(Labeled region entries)
+ + + + +

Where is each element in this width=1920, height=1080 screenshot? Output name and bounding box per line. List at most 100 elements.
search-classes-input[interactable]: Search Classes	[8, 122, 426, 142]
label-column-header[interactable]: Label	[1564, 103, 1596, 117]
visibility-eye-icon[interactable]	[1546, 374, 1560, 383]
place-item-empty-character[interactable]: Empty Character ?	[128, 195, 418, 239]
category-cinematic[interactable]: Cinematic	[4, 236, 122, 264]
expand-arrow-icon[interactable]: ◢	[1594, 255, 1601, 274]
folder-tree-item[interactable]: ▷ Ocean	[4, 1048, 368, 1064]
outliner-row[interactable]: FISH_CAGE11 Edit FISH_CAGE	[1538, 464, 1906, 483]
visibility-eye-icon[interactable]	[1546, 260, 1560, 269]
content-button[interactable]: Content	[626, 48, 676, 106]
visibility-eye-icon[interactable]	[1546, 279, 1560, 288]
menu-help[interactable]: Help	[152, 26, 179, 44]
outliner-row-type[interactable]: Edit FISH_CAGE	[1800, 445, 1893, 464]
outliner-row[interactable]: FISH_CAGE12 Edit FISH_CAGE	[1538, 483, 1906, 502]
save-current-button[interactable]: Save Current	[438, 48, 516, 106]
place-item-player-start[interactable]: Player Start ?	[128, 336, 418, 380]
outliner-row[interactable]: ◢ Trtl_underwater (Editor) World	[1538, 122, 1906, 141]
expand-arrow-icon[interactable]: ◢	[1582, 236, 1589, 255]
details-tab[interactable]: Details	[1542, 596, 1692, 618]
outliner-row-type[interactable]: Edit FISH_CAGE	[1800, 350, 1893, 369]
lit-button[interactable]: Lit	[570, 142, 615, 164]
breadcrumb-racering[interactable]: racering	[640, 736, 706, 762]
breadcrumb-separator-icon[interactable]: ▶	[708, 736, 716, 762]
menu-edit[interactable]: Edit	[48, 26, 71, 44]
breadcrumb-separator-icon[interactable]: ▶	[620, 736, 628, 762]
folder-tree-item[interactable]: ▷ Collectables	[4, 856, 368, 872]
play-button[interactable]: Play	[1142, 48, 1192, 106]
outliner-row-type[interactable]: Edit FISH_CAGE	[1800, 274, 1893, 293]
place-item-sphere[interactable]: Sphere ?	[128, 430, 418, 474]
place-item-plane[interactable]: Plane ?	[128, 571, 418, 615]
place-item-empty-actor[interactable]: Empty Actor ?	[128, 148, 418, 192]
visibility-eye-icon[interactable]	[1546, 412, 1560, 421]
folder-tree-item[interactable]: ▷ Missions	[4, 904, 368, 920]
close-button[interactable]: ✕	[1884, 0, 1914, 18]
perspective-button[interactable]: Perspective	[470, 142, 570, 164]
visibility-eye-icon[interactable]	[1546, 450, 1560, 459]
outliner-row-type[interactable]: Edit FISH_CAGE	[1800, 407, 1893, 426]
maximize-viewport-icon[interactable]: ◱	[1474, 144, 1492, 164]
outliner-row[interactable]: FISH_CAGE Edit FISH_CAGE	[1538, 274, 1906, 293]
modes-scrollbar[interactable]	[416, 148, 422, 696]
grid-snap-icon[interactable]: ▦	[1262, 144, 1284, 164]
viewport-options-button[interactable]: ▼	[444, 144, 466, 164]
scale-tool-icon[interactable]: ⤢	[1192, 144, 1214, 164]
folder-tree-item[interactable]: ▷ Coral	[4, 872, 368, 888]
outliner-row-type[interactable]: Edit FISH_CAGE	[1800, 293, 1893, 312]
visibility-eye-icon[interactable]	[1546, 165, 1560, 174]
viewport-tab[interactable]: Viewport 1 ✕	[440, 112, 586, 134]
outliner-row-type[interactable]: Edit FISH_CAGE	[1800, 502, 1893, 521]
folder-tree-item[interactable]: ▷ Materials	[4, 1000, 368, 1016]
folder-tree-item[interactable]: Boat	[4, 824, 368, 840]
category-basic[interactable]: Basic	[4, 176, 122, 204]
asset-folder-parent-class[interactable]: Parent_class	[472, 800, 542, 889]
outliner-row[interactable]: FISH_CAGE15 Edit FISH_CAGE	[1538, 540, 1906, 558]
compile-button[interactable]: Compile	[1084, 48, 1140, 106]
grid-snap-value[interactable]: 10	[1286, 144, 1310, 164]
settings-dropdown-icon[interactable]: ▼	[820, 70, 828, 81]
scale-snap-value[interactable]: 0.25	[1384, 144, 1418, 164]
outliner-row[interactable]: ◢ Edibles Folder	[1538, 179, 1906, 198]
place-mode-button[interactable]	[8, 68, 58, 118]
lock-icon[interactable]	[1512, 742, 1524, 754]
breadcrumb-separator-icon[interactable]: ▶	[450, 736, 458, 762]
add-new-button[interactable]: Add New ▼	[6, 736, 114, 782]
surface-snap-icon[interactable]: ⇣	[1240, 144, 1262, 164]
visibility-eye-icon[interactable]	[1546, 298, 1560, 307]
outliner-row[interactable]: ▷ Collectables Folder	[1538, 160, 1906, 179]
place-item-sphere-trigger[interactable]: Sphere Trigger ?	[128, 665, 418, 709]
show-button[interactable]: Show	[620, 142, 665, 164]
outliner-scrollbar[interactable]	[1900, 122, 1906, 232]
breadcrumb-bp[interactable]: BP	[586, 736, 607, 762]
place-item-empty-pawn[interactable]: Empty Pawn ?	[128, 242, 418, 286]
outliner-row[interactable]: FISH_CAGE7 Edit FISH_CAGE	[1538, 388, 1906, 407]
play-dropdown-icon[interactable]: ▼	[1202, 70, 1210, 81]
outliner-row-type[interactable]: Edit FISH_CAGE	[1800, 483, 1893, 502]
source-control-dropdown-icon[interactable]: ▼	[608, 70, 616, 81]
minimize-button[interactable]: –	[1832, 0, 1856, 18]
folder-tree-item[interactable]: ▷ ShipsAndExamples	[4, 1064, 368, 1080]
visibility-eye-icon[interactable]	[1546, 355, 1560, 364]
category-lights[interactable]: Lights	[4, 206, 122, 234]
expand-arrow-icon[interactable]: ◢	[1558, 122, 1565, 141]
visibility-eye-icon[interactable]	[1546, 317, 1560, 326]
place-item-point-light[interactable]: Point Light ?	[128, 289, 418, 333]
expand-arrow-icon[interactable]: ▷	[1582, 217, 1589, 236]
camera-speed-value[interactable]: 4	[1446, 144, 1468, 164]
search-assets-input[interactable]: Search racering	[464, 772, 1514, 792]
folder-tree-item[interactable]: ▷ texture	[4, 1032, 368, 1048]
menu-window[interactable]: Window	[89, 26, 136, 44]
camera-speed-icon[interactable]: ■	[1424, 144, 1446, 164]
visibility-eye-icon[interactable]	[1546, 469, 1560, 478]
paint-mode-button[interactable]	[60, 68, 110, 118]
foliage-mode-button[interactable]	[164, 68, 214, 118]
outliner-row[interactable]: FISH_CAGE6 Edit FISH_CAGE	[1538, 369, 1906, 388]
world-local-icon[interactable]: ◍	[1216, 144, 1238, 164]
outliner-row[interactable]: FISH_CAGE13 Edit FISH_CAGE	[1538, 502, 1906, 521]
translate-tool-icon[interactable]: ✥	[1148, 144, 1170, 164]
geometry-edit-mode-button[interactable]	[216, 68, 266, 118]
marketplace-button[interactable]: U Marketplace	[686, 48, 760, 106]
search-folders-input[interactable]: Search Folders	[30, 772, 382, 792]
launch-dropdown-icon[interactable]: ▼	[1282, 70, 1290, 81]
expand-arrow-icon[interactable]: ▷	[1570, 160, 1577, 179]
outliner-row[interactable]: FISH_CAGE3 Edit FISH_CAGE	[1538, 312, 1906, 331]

+ + + + +

Exercise brief — Can you put the lines of the listing, from its first line through the line holding "445, 1893, 464]", inclusive, into a Markdown table with the columns "Row" and "Listing line", numbering each row and leaving out blank lines?

Response below —
| Row | Listing line |
|---|---|
| 1 | Where is each element in this width=1920, height=1080 screenshot? Output name and bounding box per line. List at most 100 elements. |
| 2 | search-classes-input[interactable]: Search Classes	[8, 122, 426, 142] |
| 3 | label-column-header[interactable]: Label	[1564, 103, 1596, 117] |
| 4 | visibility-eye-icon[interactable]	[1546, 374, 1560, 383] |
| 5 | place-item-empty-character[interactable]: Empty Character ?	[128, 195, 418, 239] |
| 6 | category-cinematic[interactable]: Cinematic	[4, 236, 122, 264] |
| 7 | expand-arrow-icon[interactable]: ◢	[1594, 255, 1601, 274] |
| 8 | folder-tree-item[interactable]: ▷ Ocean	[4, 1048, 368, 1064] |
| 9 | outliner-row[interactable]: FISH_CAGE11 Edit FISH_CAGE	[1538, 464, 1906, 483] |
| 10 | visibility-eye-icon[interactable]	[1546, 260, 1560, 269] |
| 11 | content-button[interactable]: Content	[626, 48, 676, 106] |
| 12 | visibility-eye-icon[interactable]	[1546, 279, 1560, 288] |
| 13 | menu-help[interactable]: Help	[152, 26, 179, 44] |
| 14 | outliner-row-type[interactable]: Edit FISH_CAGE	[1800, 445, 1893, 464] |